**Exercise:** Every record that follows must be duplicated exactly, with images left out.

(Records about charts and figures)
^^^^^^^^^^^^^^^^

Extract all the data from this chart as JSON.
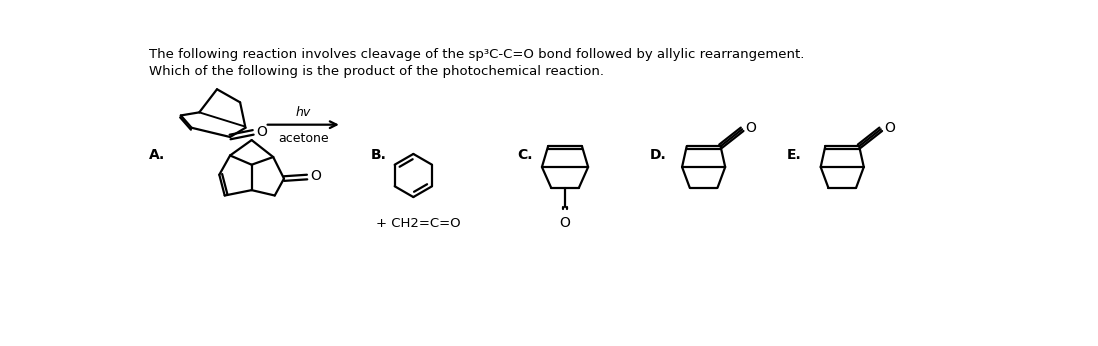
{
  "title_line1": "The following reaction involves cleavage of the sp³C-C=O bond followed by allylic rearrangement.",
  "title_line2": "Which of the following is the product of the photochemical reaction.",
  "hv_label": "hv",
  "acetone_label": "acetone",
  "option_labels": [
    "A.",
    "B.",
    "C.",
    "D.",
    "E."
  ],
  "option_b_extra": "+ CH2=C=O",
  "bg_color": "#ffffff",
  "line_color": "#000000",
  "text_color": "#000000",
  "lw": 1.6,
  "figsize": [
    10.98,
    3.46
  ],
  "dpi": 100
}
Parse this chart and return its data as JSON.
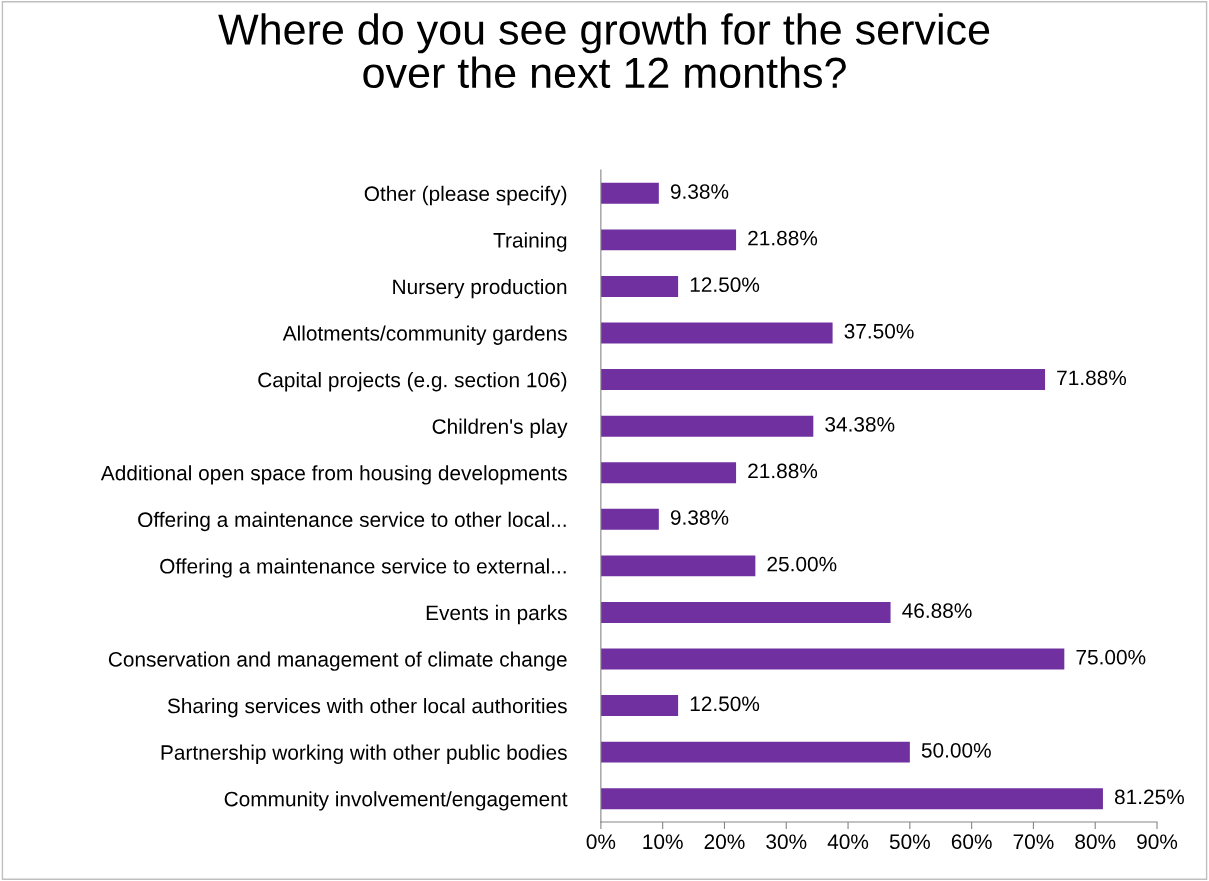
{
  "chart_data": {
    "type": "bar",
    "orientation": "horizontal",
    "title": "Where do you see growth for the service\nover the next 12 months?",
    "categories": [
      "Other (please specify)",
      "Training",
      "Nursery production",
      "Allotments/community gardens",
      "Capital projects (e.g. section 106)",
      "Children's play",
      "Additional open space from housing developments",
      "Offering a maintenance service to other local...",
      "Offering a maintenance service to external...",
      "Events in parks",
      "Conservation and management of climate change",
      "Sharing services with other local authorities",
      "Partnership working with other public bodies",
      "Community involvement/engagement"
    ],
    "values": [
      9.38,
      21.88,
      12.5,
      37.5,
      71.88,
      34.38,
      21.88,
      9.38,
      25.0,
      46.88,
      75.0,
      12.5,
      50.0,
      81.25
    ],
    "value_labels": [
      "9.38%",
      "21.88%",
      "12.50%",
      "37.50%",
      "71.88%",
      "34.38%",
      "21.88%",
      "9.38%",
      "25.00%",
      "46.88%",
      "75.00%",
      "12.50%",
      "50.00%",
      "81.25%"
    ],
    "color": "#7030a0",
    "xlim": [
      0,
      90
    ],
    "xticks": [
      {
        "value": 0,
        "label": "0%"
      },
      {
        "value": 10,
        "label": "10%"
      },
      {
        "value": 20,
        "label": "20%"
      },
      {
        "value": 30,
        "label": "30%"
      },
      {
        "value": 40,
        "label": "40%"
      },
      {
        "value": 50,
        "label": "50%"
      },
      {
        "value": 60,
        "label": "60%"
      },
      {
        "value": 70,
        "label": "70%"
      },
      {
        "value": 80,
        "label": "80%"
      },
      {
        "value": 90,
        "label": "90%"
      }
    ],
    "grid": false,
    "legend": false
  }
}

^^^^^^^^^^^^^^^^

**Final result:**
Extract all the data from this chart as JSON.
{
  "title_line1": "The following reaction involves cleavage of the sp³C-C=O bond followed by allylic rearrangement.",
  "title_line2": "Which of the following is the product of the photochemical reaction.",
  "hv_label": "hv",
  "acetone_label": "acetone",
  "option_labels": [
    "A.",
    "B.",
    "C.",
    "D.",
    "E."
  ],
  "option_b_extra": "+ CH2=C=O",
  "bg_color": "#ffffff",
  "line_color": "#000000",
  "text_color": "#000000",
  "lw": 1.6,
  "figsize": [
    10.98,
    3.46
  ],
  "dpi": 100
}
Parse this chart and return its data as JSON.
{
  "chart_data": {
    "type": "bar",
    "orientation": "horizontal",
    "title": "Where do you see growth for the service\nover the next 12 months?",
    "categories": [
      "Other (please specify)",
      "Training",
      "Nursery production",
      "Allotments/community gardens",
      "Capital projects (e.g. section 106)",
      "Children's play",
      "Additional open space from housing developments",
      "Offering a maintenance service to other local...",
      "Offering a maintenance service to external...",
      "Events in parks",
      "Conservation and management of climate change",
      "Sharing services with other local authorities",
      "Partnership working with other public bodies",
      "Community involvement/engagement"
    ],
    "values": [
      9.38,
      21.88,
      12.5,
      37.5,
      71.88,
      34.38,
      21.88,
      9.38,
      25.0,
      46.88,
      75.0,
      12.5,
      50.0,
      81.25
    ],
    "value_labels": [
      "9.38%",
      "21.88%",
      "12.50%",
      "37.50%",
      "71.88%",
      "34.38%",
      "21.88%",
      "9.38%",
      "25.00%",
      "46.88%",
      "75.00%",
      "12.50%",
      "50.00%",
      "81.25%"
    ],
    "color": "#7030a0",
    "xlim": [
      0,
      90
    ],
    "xticks": [
      {
        "value": 0,
        "label": "0%"
      },
      {
        "value": 10,
        "label": "10%"
      },
      {
        "value": 20,
        "label": "20%"
      },
      {
        "value": 30,
        "label": "30%"
      },
      {
        "value": 40,
        "label": "40%"
      },
      {
        "value": 50,
        "label": "50%"
      },
      {
        "value": 60,
        "label": "60%"
      },
      {
        "value": 70,
        "label": "70%"
      },
      {
        "value": 80,
        "label": "80%"
      },
      {
        "value": 90,
        "label": "90%"
      }
    ],
    "grid": false,
    "legend": false
  }
}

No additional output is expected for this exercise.